**抜粋文**
▬▬▬▬▬▬▬▬▬▬

医療保険って高齢者も入った方がおトクなの?必要性があるのか徹底解剖

保険

病気やケガによる収入の減少に備えて、医療保険に入る働き盛り世代は多くいますが、定年後のシニア世代にも必要なのでしょうか?
今回は高齢者にとっての医療保険の必要性についてお話します。
老後の医療費は公的医療保険でカバーされ、高額な医療費には高額療養費制度が適用されます。
民間の医療保険との違いや、入った方がいいケースなど詳しく解説しますので、ぜひ参考にしてください。

医療保険に入るor貯蓄にまわす?どちらがおトク?

公的医療保険は医療費の負担額は3割で、定年後はいずれかの公的医療保険に加入することになります。
基本的には民間の医療保険に入っていなくても、シニア世代の医療保障はあるのです。

そのため、老後に医療保険は不要といわれており、その分を保険料を貯蓄に回した方がおトクなのでは?と思う方も少なくありません。
では、保険に入るメリットは何でしょうか?

定年後、怪我や病気のリスクが上昇

高齢者は働き盛りの世代に比べ、ケガや病気にかかるリスクが高いといわれています。
厚生労働省発表の「平成29年患者調査の概況(受療率)」では、年齢と共に受療率が上がることがデータとして記されています。

特に70代・80代が多く、外来は40代の約3倍以上、入院は約4倍以上になり、その数は全体を通してピークにあたります。
また、回復力も低下するため、治療機関や入院期間が長期に及ぶことが多いのも主な原因です。

75歳以上は高齢者医療制度で自己負担額が減少

高齢者医療制度はすべての人が加入する公的医療制度です。
60代までは医療保険の負担額は3割ですが、70歳を過ぎると2割負担、75歳以上で高齢者医療制度が適用になり1割負担になります。
年齢と共に負担額が減少していく仕組みになっており、ひと月あたりの限度額はあるものの、100万円の医療費がかかっても負担額は10万円未満で済むので、万が一のときでも安心の制度です。

ただし、2022年10月からは年金の他に一定の所得がある人は、その所得額に応じて負担額が1~2割になります。

自由診療は自己負担

自由診療とは、公的医療保険が適用されない診療のことです。
公的医療保険は医療費の7~9割を公的に負担してくれますが、それ以外の自由診療は対象外となるため、自分で全額負担しなくてはなりません。

負担項目は以下の通りです。

  • 差額ベッド代
  • 入院中の食事
  • 日用品代
  • 通院に伴う交通費
  • 不足した分の収入  など

この項目は公的医療保険の適用外のため、全額自己負担となります。

▬▬▬▬▬▬▬▬▬▬

**作業課題 1**
高齢者の医療保険を扱った抜粋文から、「特に70代・80代が多く、外」で始まり「自由診療とは、公的医療保険が適用されない診療のことです。」で終わる部分を、両端の語句も含めて一字一句そのまま書き写すこと。
**作業課題 2**
高齢者の医療保険を扱った抜粋文を、最後の文の次から書き継ぐこと。

**与えられた行**
▬▬▬▬▬▬▬▬▬▬

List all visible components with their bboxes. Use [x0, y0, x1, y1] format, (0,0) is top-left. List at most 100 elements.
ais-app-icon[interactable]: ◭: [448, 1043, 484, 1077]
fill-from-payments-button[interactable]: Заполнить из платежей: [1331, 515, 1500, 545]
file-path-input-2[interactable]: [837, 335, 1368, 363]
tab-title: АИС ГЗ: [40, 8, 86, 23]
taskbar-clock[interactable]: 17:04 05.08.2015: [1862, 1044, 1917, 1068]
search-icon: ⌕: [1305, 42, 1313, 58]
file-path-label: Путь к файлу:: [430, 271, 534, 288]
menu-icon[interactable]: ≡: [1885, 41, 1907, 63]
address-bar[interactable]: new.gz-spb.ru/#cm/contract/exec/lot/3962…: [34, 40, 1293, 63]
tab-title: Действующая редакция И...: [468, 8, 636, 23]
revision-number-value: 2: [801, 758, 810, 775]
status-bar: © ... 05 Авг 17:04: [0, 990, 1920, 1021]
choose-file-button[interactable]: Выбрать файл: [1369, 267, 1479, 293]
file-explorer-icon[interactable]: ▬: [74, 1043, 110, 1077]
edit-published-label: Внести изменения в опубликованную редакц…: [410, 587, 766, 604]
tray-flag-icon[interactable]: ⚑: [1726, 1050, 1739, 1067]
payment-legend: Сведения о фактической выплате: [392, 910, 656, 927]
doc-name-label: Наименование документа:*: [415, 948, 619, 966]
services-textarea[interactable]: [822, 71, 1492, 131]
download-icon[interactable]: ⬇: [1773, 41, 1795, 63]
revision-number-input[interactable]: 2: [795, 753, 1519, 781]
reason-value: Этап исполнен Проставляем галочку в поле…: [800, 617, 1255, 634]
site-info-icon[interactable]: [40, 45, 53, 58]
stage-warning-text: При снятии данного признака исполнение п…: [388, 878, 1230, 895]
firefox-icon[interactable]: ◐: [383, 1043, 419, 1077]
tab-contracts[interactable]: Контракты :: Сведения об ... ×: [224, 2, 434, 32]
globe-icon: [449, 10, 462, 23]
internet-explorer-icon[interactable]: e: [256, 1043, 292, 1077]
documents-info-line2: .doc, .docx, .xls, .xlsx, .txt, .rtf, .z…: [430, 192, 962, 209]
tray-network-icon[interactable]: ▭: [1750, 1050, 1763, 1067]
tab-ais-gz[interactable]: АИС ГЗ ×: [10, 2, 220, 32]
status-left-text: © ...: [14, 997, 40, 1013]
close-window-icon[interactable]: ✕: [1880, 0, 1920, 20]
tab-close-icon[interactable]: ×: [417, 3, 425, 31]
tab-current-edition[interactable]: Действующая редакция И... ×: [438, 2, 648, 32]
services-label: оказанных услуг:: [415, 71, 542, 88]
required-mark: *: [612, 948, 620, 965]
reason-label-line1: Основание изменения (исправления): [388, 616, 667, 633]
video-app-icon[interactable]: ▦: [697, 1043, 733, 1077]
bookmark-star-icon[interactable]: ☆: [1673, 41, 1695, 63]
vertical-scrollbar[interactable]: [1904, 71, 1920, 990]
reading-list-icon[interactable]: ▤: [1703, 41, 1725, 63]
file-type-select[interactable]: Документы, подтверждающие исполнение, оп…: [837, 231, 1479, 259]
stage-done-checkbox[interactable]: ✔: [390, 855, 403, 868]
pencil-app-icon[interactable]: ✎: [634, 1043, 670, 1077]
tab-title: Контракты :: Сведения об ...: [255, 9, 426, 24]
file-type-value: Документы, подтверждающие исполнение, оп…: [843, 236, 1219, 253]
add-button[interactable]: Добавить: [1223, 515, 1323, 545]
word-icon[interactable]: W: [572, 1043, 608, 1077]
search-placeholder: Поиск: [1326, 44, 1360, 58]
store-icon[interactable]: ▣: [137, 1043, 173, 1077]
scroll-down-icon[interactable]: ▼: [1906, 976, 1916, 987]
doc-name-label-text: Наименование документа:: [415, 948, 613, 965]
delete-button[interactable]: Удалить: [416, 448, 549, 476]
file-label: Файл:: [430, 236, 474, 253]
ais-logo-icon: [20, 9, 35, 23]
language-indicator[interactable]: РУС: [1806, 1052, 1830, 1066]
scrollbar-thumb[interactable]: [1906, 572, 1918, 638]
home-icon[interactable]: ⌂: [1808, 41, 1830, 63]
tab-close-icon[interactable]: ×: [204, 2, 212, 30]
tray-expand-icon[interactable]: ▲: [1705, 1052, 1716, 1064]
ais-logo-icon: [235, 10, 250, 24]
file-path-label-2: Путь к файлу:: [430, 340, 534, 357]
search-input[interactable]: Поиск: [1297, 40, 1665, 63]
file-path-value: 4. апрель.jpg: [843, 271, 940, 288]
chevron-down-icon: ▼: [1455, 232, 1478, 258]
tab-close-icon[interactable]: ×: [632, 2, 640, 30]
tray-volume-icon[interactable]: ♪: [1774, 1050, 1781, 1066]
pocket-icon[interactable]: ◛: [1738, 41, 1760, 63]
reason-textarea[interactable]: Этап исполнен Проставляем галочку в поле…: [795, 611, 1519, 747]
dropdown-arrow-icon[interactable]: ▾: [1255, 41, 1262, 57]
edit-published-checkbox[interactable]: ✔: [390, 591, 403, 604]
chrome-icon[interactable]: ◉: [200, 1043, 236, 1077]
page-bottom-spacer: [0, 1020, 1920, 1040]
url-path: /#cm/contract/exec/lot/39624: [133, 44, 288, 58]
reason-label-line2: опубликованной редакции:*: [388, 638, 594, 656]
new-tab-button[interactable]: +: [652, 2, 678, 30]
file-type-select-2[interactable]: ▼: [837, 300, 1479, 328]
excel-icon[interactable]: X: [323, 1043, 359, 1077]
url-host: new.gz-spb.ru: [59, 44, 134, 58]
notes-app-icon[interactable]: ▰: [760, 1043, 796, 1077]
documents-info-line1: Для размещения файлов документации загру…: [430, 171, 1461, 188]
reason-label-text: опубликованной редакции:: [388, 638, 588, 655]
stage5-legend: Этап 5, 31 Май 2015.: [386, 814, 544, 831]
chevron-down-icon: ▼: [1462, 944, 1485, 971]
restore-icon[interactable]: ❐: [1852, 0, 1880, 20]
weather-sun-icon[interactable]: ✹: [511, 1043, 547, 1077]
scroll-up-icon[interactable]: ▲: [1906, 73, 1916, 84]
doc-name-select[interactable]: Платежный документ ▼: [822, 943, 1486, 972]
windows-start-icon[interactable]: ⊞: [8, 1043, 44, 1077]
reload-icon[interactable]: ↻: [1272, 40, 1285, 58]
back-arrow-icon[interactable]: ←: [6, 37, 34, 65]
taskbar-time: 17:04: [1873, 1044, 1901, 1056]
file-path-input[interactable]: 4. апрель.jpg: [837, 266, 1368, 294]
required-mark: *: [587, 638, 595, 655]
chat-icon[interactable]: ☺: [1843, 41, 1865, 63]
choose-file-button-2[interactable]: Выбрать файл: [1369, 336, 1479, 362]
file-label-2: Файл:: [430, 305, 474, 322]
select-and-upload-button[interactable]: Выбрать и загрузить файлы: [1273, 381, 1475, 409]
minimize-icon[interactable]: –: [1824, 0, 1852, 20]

▬▬▬▬▬▬▬▬▬▬

**解答欄 1**
特に70代・80代が多く、外来は40代の約3倍以上、入院は約4倍以上になり、その数は全体を通してピークにあたります。
また、回復力も低下するため、治療機関や入院期間が長期に及ぶことが多いのも主な原因です。

75歳以上は高齢者医療制度で自己負担額が減少

高齢者医療制度はすべての人が加入する公的医療制度です。
60代までは医療保険の負担額は3割ですが、70歳を過ぎると2割負担、75歳以上で高齢者医療制度が適用になり1割負担になります。
年齢と共に負担額が減少していく仕組みになっており、ひと月あたりの限度額はあるものの、100万円の医療費がかかっても負担額は10万円未満で済むので、万が一のときでも安心の制度です。

ただし、2022年10月からは年金の他に一定の所得がある人は、その所得額に応じて負担額が1~2割になります。

自由診療は自己負担

自由診療とは、公的医療保険が適用されない診療のことです。

**解答欄 2**
この自己負担額は生命保険文化センターが行った「令和元年度 生活保障に関する調査」によると、入院1回につき平均20.8万円になり、1日に換算すると平均2万3,300円になることがわかっています。

上記以外にも、日本非認証の抗がん剤や放射線治療、免疫治療など医療保険対象外のものもあり、治療法によっては医療費が高額になりやすいのが難点です。

医療保険に入る必要がある人・ない人

基本的に手厚い保障の医療制度があるため、万が一のときでも範囲内であれば大きな費用はかかりません。
また、高齢者が医療保険に加入すると保険料を決めるための「予定死亡率」が高くなるため、他の世代よりも保険料が高くなってしまいます。

状況によっては加入しない方が得をする人もいますが、入った方が安心できるケースもあります。
どういった場合に必要か、必要じゃない状況とあわせて紹介します。

貯蓄が十分ある人は医療保険に入らなくても

民間の医療保険は、公的ではまかなえない部分をカバーするためのものです。
そのため、毎月の保険料を払うよりも、貯蓄で負担分をカバーした方がお得になるケースもあります。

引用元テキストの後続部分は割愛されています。